▶ TASK GOAL: Exclude the pictures; give every entry again exactly as written.

====== PROVIDED DATA ======

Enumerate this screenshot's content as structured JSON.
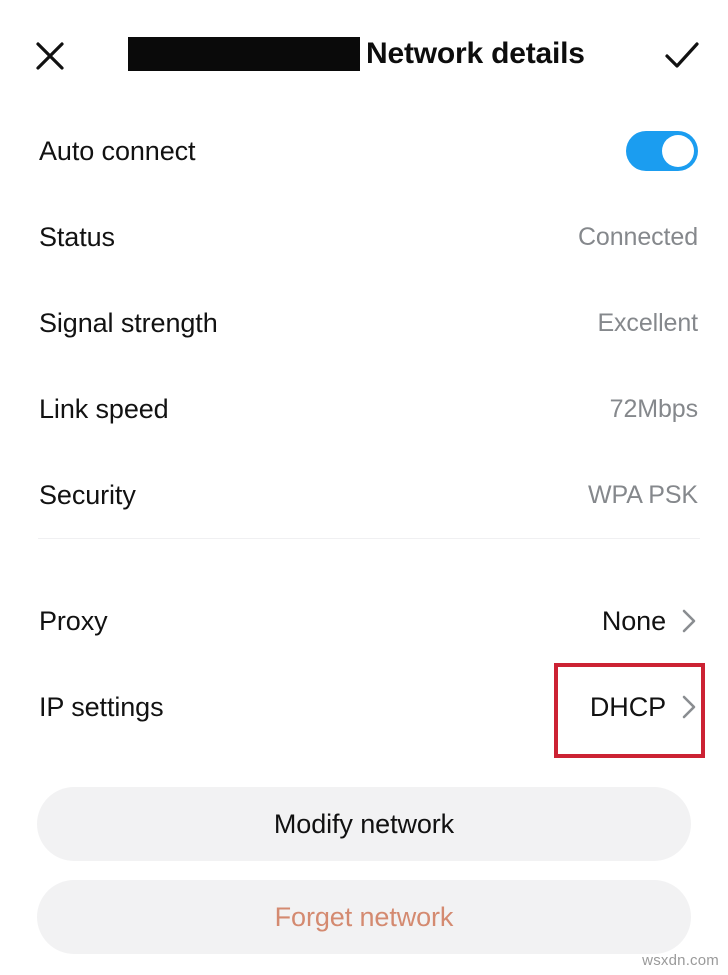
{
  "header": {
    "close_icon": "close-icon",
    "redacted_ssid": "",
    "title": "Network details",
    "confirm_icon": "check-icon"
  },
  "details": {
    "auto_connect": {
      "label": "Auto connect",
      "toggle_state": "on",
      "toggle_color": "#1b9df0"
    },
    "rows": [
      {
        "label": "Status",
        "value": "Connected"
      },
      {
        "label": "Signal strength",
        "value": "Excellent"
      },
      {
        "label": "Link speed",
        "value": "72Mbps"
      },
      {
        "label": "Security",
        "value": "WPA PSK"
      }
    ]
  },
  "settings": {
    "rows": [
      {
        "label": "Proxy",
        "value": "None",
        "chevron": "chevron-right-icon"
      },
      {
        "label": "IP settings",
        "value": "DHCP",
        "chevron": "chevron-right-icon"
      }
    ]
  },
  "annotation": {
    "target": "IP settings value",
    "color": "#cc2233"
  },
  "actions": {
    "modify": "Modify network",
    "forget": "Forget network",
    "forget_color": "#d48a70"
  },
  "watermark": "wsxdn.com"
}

======

▶ PROBLEM SOLUTION:
Enumerate this screenshot's content as structured JSON.
{
  "header": {
    "close_icon": "close-icon",
    "redacted_ssid": "",
    "title": "Network details",
    "confirm_icon": "check-icon"
  },
  "details": {
    "auto_connect": {
      "label": "Auto connect",
      "toggle_state": "on",
      "toggle_color": "#1b9df0"
    },
    "rows": [
      {
        "label": "Status",
        "value": "Connected"
      },
      {
        "label": "Signal strength",
        "value": "Excellent"
      },
      {
        "label": "Link speed",
        "value": "72Mbps"
      },
      {
        "label": "Security",
        "value": "WPA PSK"
      }
    ]
  },
  "settings": {
    "rows": [
      {
        "label": "Proxy",
        "value": "None",
        "chevron": "chevron-right-icon"
      },
      {
        "label": "IP settings",
        "value": "DHCP",
        "chevron": "chevron-right-icon"
      }
    ]
  },
  "annotation": {
    "target": "IP settings value",
    "color": "#cc2233"
  },
  "actions": {
    "modify": "Modify network",
    "forget": "Forget network",
    "forget_color": "#d48a70"
  },
  "watermark": "wsxdn.com"
}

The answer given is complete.